* Description of the task:
Set down each entry exactly as given; pictures should not appear in the copy.

>> START

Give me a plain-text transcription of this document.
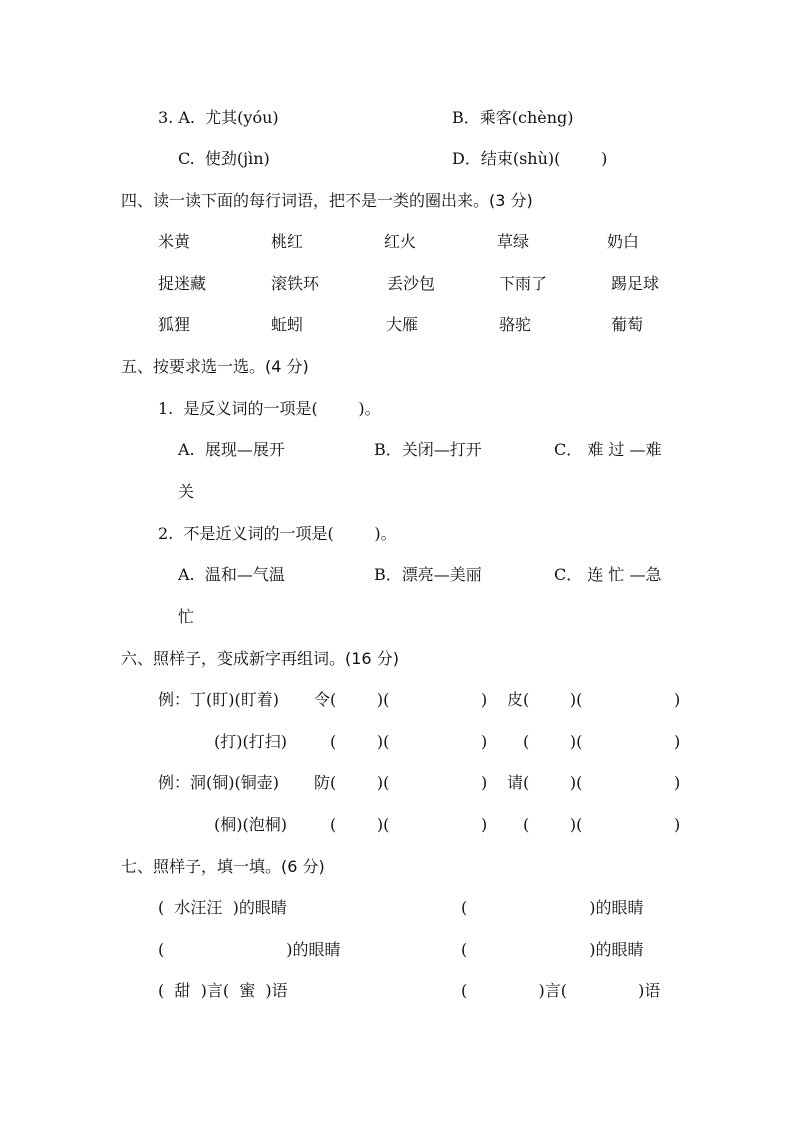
3. A.  尤其(yóu)	B．乘客(chèng)
C.  使劲(jìn)	D．结束(shù)(        )
四、读一读下面的每行词语，把不是一类的圈出来。(3 分)
米黄	桃红	红火	草绿	奶白
捉迷藏	滚铁环	丢沙包	下雨了	踢足球
狐狸	蚯蚓	大雁	骆驼	葡萄
五、按要求选一选。(4 分)
1.  是反义词的一项是(        )。
A.  展现—展开	B．关闭—打开	C． 难 过 —难
关
2.  不是近义词的一项是(        )。
A.  温和—气温	B．漂亮—美丽	C． 连 忙 —急
忙
六、照样子，变成新字再组词。(16 分)
例：丁(盯)(盯着) 令(        )(                  ) 皮(        )(                  )
(打)(打扫)	(        )(                  ) (        )(                  )
例：洞(铜)(铜壶) 防(        )(                  ) 请(        )(                  )
(桐)(泡桐)	(        )(                  ) (        )(                  )
七、照样子，填一填。(6 分)
(  水汪汪  )的眼睛	(                        )的眼睛
(                        )的眼睛	(                        )的眼睛
(  甜  )言(  蜜  )语	(              )言(              )语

>> END

* Written response:
Give me a plain-text transcription of this document.
3. A.  尤其(yóu)	B．乘客(chèng)
C.  使劲(jìn)	D．结束(shù)(        )
四、读一读下面的每行词语，把不是一类的圈出来。(3 分)
米黄	桃红	红火	草绿	奶白
捉迷藏	滚铁环	丢沙包	下雨了	踢足球
狐狸	蚯蚓	大雁	骆驼	葡萄
五、按要求选一选。(4 分)
1.  是反义词的一项是(        )。
A.  展现—展开	B．关闭—打开	C． 难 过 —难
关
2.  不是近义词的一项是(        )。
A.  温和—气温	B．漂亮—美丽	C． 连 忙 —急
忙
六、照样子，变成新字再组词。(16 分)
例：丁(盯)(盯着) 令(        )(                  ) 皮(        )(                  )
(打)(打扫)	(        )(                  ) (        )(                  )
例：洞(铜)(铜壶) 防(        )(                  ) 请(        )(                  )
(桐)(泡桐)	(        )(                  ) (        )(                  )
七、照样子，填一填。(6 分)
(  水汪汪  )的眼睛	(                        )的眼睛
(                        )的眼睛	(                        )的眼睛
(  甜  )言(  蜜  )语	(              )言(              )语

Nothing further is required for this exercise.